------ Reading passage
CIO

Deep learning algorithm's learn how to frighten us

Data 61 and MIT team use algorithm's to apply spooky styles to landmarks and generate freaky faces
Image: Nightmare Machine

Image: Nightmare Machine

Just in time for Halloween, researchers at Data61 and MIT Media lab have created a deep learning algorithm to generate disturbing imagery.

There are two parts to the Nightmare Machine project – Haunted Places and Haunted Faces – which are each terrifying and impressive in equal measure.
For Haunted Places the team used algorithms to learn what it called a 'nightmarifying' process, learning a variety of spooky artistic styles that can then be applied to idyllic imagery.
"We use deep learning algorithms to learn first how haunted houses, then ghost towns, and more recently toxic cities look," explains principal research scientist at Data61, Manuel Cebrian. "Then, we apply the learned style to famous landmarks. It’s surprising how well the algorithm can extract the element from the “scary” templates and plant it into the landmarks.”
The Sydney Opera House gets the 'Ghost Town' treatment
The algorithm has now mastered a variety of spooky styles including 'alien invasion', 'tentacle monster', 'inferno' and 'slaughterhouse'.

Freaky faces

Haunted Faces, meanwhile, uses deep learning applied to images of faces to generate new faces, plus a dash of what the researchers call 'evil spirits'. Through the website Nightmare Machine, visitors were asked to rate the faces on their fear-factor to help the algorithm 'learn scariness'.
------------
------ Information supplied
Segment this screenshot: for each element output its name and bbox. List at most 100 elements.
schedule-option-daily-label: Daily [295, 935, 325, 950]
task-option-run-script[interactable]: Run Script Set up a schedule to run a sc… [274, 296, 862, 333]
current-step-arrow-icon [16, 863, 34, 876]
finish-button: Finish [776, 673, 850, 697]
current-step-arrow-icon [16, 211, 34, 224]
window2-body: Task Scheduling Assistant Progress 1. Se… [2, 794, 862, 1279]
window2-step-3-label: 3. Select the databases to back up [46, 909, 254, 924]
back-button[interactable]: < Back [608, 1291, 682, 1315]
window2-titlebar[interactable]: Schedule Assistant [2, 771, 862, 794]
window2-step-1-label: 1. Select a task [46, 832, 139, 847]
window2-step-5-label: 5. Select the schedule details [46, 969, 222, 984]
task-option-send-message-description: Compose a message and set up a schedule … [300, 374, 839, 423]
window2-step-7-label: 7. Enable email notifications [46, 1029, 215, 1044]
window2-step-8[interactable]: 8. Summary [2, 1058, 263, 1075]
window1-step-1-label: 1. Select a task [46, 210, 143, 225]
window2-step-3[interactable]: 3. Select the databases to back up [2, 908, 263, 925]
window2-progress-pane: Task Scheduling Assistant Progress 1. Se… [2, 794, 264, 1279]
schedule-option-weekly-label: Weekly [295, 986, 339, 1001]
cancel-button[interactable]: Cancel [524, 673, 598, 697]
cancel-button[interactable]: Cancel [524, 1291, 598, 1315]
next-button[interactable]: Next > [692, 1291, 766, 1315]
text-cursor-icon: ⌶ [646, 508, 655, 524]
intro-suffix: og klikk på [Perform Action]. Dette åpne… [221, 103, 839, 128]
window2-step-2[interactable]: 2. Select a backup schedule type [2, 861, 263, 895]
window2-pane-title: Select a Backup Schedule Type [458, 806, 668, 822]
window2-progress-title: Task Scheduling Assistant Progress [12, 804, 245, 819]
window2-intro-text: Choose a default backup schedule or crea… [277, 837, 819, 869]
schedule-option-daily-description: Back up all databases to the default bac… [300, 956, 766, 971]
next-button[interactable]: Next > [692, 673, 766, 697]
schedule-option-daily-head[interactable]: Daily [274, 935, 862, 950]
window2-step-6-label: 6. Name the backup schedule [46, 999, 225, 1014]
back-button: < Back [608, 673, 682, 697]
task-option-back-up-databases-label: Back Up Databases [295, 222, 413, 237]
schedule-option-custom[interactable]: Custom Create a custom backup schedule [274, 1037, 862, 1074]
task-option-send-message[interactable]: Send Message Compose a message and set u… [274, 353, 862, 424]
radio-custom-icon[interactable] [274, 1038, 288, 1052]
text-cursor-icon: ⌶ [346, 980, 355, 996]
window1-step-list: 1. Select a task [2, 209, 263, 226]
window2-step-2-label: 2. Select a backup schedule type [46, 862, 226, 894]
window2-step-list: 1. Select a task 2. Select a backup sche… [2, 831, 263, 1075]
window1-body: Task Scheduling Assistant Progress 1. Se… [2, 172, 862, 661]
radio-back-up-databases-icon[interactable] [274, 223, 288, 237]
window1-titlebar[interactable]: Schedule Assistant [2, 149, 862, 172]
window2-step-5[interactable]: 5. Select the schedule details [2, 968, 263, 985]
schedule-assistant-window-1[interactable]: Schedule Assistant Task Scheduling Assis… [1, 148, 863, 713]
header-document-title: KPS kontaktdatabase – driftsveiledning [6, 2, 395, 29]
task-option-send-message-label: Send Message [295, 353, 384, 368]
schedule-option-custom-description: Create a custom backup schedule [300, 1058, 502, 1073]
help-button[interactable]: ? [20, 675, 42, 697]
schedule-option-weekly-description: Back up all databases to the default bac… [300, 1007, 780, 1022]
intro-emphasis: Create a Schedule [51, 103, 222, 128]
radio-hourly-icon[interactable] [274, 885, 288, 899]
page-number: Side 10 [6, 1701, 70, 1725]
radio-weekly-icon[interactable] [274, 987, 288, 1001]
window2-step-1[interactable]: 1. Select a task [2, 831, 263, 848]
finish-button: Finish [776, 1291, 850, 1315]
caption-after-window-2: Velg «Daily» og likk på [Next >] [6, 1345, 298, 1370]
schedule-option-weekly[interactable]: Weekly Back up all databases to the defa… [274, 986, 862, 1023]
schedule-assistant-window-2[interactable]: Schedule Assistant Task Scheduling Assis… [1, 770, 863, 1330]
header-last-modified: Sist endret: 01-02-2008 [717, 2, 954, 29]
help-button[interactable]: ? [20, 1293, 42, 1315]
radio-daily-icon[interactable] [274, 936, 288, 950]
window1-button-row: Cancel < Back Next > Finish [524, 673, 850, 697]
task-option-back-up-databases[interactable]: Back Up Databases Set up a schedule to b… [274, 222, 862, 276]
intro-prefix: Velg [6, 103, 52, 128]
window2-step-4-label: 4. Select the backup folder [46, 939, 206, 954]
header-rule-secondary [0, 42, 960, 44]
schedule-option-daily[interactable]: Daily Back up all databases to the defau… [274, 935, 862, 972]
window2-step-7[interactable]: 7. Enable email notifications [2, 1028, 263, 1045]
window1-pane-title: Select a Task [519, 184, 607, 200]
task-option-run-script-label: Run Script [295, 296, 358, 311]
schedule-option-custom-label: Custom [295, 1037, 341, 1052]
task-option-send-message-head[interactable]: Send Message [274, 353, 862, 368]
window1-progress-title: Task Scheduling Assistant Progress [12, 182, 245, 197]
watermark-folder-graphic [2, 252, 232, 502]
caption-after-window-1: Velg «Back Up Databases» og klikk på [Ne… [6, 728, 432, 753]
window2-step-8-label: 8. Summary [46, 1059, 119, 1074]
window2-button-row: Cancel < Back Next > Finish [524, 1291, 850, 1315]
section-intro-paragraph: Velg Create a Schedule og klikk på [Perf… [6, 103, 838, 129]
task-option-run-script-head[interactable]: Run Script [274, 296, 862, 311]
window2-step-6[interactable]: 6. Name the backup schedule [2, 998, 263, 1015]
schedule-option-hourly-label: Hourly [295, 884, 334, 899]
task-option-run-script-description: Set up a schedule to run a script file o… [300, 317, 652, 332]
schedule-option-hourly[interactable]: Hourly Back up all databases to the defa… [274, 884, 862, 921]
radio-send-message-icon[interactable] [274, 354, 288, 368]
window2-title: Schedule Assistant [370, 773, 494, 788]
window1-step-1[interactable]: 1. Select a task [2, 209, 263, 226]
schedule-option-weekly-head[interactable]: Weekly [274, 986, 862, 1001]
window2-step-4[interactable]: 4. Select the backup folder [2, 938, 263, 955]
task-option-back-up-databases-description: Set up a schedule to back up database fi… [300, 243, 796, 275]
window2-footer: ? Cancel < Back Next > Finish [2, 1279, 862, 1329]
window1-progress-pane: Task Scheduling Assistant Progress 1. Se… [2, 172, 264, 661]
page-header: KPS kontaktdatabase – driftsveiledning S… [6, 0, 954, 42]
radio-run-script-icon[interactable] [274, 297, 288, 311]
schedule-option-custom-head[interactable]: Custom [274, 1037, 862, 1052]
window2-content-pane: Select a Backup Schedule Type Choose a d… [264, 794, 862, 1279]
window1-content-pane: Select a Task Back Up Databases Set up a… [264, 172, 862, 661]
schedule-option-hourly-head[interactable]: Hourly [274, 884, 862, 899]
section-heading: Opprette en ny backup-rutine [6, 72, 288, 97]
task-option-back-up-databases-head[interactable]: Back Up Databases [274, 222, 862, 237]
------------
[Prompt 1]
Answer the following questions from the article on the Nightmare Machine.
(a) Which two research groups created the deep learning algorithm?
(b) Which landmark receives the 'Ghost Town' treatment?
(c) What were visitors to the Nightmare Machine website asked to do with the faces?
[Prompt 2]
Carry on the article on the Nightmare Machine from its final sentence, keeping its formal reporting style.

[Exercise response 1]
(a) Data61 and MIT Media lab.
(b) The Sydney Opera House.
(c) They were asked to rate the faces on their fear-factor to help the algorithm 'learn scariness'.

[Exercise response 2]
Cebrian added that initial “tallies revealed that humans quickly converge on finding some of them very scary, and others not so much”.
With the algorithm improving all the time, the output now is a spooky library of gruesome distorted faces with bloody gaping mouths, dead eyes and creepy, distorted expressions.
"For centuries, across geographies, religions, and cultures people try to innovate ways of scaring each other," the Nightmare Machine website states. "Creating a visceral emotion such a fear remains one of the cornerstones of human creativity. This challenge is especially important in a time where we wonder what the limits of Artificial Intelligence are: Can machines learn to scare us?"
An algorithm's ability to scare is a scary concept in itself. Cebrian said that the team is now interested in testing that phenomenon experimentally.